Input records:

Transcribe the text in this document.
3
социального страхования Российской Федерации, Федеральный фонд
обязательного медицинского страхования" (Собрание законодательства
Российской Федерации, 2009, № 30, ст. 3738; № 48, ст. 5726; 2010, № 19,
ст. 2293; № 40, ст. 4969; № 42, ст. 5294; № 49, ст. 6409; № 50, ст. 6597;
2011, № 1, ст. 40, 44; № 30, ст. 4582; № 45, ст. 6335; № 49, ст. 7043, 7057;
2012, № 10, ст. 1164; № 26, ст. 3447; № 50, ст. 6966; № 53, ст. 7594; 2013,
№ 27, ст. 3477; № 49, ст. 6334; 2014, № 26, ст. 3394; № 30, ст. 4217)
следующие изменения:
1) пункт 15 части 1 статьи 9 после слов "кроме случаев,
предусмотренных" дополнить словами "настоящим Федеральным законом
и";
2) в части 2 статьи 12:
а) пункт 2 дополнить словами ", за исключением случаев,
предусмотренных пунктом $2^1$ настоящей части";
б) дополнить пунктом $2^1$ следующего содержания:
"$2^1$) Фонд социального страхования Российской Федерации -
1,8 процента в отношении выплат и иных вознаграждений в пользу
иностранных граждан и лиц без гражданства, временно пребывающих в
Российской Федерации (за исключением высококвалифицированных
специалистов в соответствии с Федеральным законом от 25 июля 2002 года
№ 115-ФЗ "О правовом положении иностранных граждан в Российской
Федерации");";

Problem statement:
In the listing, how many lines hold "статьи"? Answer with a bare number.

Answer for the task:
2